The exercise – Transcribe the material word for word, but without the images.

** Start **

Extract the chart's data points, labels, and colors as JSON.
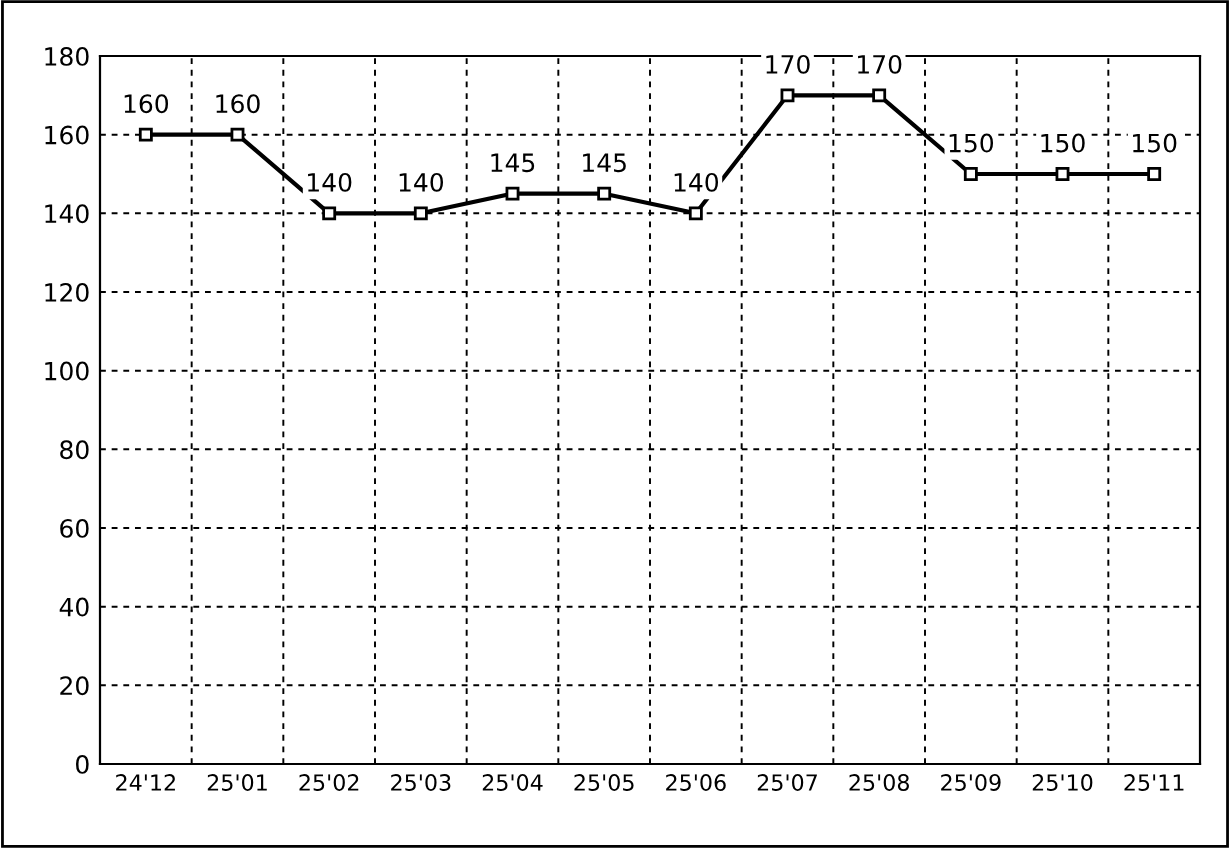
{
  "chart_data": {
    "type": "line",
    "categories": [
      "24'12",
      "25'01",
      "25'02",
      "25'03",
      "25'04",
      "25'05",
      "25'06",
      "25'07",
      "25'08",
      "25'09",
      "25'10",
      "25'11"
    ],
    "series": [
      {
        "color": "#000000",
        "values": [
          160,
          160,
          140,
          140,
          145,
          145,
          140,
          170,
          170,
          150,
          150,
          150
        ]
      }
    ],
    "ylim": [
      0,
      180
    ],
    "yticks": [
      0,
      20,
      40,
      60,
      80,
      100,
      120,
      140,
      160,
      180
    ],
    "grid": true,
    "marker": "square",
    "line_style": "solid",
    "data_labels": true,
    "legend": false
  }
}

** End **

Response for this exercise –
Extract the chart's data points, labels, and colors as JSON.
{
  "chart_data": {
    "type": "line",
    "categories": [
      "24'12",
      "25'01",
      "25'02",
      "25'03",
      "25'04",
      "25'05",
      "25'06",
      "25'07",
      "25'08",
      "25'09",
      "25'10",
      "25'11"
    ],
    "series": [
      {
        "color": "#000000",
        "values": [
          160,
          160,
          140,
          140,
          145,
          145,
          140,
          170,
          170,
          150,
          150,
          150
        ]
      }
    ],
    "ylim": [
      0,
      180
    ],
    "yticks": [
      0,
      20,
      40,
      60,
      80,
      100,
      120,
      140,
      160,
      180
    ],
    "grid": true,
    "marker": "square",
    "line_style": "solid",
    "data_labels": true,
    "legend": false
  }
}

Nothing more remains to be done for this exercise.